SUPPLIED RECORDS —
►
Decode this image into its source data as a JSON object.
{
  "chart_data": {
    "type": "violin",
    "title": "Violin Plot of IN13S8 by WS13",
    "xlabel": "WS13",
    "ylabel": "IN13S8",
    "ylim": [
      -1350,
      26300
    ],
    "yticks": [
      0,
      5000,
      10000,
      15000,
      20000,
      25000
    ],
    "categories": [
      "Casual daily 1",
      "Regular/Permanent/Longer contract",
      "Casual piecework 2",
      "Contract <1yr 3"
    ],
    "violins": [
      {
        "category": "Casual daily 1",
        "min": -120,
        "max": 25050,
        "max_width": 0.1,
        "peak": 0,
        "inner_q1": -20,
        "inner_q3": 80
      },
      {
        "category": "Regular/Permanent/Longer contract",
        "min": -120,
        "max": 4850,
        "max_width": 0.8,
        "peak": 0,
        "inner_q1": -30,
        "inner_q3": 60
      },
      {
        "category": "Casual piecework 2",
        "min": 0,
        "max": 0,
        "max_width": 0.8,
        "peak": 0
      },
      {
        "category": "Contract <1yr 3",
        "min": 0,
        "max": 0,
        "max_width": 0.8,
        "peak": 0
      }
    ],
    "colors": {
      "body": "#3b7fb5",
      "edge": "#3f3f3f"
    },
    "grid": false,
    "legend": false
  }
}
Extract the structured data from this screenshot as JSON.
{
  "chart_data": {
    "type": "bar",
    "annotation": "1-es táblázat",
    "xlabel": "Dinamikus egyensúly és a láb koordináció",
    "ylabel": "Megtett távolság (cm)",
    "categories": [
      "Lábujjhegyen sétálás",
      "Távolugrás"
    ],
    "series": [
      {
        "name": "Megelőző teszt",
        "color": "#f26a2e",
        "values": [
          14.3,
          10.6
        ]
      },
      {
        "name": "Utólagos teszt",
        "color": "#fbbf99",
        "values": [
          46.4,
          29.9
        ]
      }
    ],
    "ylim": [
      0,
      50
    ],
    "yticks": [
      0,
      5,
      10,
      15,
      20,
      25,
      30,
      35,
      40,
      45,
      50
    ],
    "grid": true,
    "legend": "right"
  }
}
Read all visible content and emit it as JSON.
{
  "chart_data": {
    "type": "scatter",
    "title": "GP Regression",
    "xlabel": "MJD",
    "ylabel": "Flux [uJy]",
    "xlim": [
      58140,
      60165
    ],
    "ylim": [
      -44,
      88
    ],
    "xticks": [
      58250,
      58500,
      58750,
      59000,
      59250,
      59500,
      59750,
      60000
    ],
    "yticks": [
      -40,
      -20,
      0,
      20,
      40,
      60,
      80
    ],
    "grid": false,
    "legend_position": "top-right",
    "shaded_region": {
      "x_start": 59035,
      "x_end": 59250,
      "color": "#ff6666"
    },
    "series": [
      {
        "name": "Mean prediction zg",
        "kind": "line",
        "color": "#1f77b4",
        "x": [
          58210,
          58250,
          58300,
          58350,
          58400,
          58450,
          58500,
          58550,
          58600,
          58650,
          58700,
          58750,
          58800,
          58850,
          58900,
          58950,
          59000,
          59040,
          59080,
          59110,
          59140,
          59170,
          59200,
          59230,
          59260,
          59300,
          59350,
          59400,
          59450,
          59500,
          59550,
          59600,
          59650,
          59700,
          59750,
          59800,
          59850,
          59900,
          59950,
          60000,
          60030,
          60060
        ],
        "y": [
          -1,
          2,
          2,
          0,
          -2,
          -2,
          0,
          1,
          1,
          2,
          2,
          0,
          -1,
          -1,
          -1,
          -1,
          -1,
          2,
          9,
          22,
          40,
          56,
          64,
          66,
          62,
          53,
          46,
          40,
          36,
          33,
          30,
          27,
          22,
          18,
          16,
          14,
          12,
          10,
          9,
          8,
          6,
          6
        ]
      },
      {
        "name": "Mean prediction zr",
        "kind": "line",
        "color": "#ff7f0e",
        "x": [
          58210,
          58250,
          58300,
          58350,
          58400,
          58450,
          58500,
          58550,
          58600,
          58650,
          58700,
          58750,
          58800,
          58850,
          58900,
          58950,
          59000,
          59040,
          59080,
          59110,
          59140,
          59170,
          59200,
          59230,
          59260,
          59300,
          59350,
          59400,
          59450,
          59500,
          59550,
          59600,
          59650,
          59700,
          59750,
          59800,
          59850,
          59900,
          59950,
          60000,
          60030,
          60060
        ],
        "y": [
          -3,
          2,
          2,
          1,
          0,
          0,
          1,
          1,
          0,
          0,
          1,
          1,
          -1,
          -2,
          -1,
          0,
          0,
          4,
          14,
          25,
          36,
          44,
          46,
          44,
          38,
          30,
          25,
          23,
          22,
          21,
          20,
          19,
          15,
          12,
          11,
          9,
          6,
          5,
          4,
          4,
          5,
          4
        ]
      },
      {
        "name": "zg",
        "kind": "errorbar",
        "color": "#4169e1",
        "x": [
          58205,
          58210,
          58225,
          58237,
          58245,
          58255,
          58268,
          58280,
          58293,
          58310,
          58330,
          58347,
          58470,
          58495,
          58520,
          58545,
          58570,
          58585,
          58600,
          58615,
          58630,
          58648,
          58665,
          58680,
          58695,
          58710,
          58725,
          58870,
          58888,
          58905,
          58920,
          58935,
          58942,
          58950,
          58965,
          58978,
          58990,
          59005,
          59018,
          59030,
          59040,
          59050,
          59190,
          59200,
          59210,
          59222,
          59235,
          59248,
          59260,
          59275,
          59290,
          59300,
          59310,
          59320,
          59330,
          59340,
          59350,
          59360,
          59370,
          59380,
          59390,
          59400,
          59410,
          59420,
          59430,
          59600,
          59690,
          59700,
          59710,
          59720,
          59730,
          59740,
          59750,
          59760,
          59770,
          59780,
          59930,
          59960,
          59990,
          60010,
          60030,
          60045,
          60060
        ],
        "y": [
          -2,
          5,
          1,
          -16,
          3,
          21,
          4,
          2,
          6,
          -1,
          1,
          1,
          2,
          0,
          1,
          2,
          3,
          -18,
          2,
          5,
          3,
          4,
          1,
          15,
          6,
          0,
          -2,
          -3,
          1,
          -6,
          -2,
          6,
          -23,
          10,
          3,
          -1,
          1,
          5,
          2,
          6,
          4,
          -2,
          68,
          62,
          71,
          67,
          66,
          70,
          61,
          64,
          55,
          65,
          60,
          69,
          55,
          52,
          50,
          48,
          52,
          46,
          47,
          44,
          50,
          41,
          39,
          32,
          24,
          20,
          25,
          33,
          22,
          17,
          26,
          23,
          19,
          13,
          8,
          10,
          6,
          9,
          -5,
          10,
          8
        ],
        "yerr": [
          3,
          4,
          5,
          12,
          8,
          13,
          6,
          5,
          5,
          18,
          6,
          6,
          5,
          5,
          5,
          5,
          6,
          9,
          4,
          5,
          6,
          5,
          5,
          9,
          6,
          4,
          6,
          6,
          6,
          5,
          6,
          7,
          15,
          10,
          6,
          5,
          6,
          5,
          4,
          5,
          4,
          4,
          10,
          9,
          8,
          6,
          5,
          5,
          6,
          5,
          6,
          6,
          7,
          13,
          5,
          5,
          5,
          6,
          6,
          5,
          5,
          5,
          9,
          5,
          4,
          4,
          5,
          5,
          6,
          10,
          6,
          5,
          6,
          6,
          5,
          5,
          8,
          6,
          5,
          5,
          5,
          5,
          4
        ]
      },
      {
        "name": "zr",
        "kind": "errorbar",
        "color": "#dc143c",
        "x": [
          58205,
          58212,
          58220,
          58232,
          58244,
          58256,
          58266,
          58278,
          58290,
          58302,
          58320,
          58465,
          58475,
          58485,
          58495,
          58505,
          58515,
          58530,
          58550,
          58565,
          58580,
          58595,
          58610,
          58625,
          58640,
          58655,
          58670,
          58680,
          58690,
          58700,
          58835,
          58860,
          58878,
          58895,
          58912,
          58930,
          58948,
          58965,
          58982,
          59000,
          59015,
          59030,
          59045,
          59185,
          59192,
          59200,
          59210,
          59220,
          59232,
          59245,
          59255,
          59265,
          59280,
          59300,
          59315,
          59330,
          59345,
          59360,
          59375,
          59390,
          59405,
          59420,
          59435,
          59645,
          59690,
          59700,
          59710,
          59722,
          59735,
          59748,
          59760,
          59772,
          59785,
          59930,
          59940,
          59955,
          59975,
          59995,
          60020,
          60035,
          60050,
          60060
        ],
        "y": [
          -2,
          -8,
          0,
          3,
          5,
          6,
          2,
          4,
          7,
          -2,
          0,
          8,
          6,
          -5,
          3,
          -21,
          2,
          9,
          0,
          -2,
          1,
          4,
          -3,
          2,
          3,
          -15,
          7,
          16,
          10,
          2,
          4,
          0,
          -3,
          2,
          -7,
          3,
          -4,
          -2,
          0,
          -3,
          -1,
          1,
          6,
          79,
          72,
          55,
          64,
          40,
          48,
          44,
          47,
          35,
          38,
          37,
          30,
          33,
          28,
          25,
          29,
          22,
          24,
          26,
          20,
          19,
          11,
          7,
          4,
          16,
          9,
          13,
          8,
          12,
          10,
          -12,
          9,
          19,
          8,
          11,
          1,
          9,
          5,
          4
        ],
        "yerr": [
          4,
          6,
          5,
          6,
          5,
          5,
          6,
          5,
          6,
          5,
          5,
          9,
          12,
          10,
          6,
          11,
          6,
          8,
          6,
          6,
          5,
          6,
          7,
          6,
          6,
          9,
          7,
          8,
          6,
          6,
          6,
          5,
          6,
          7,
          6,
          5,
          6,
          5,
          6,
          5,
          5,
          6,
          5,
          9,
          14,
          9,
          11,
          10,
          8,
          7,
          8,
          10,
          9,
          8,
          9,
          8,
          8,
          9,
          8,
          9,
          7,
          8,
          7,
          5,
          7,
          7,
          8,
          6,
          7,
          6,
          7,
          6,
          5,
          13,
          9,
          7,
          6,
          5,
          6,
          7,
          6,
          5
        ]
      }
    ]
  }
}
◄
WORK TO DO —
In the entries above, count each line with "this"; reply with the total only.

SOLUTION TO THE PROBLEM —
2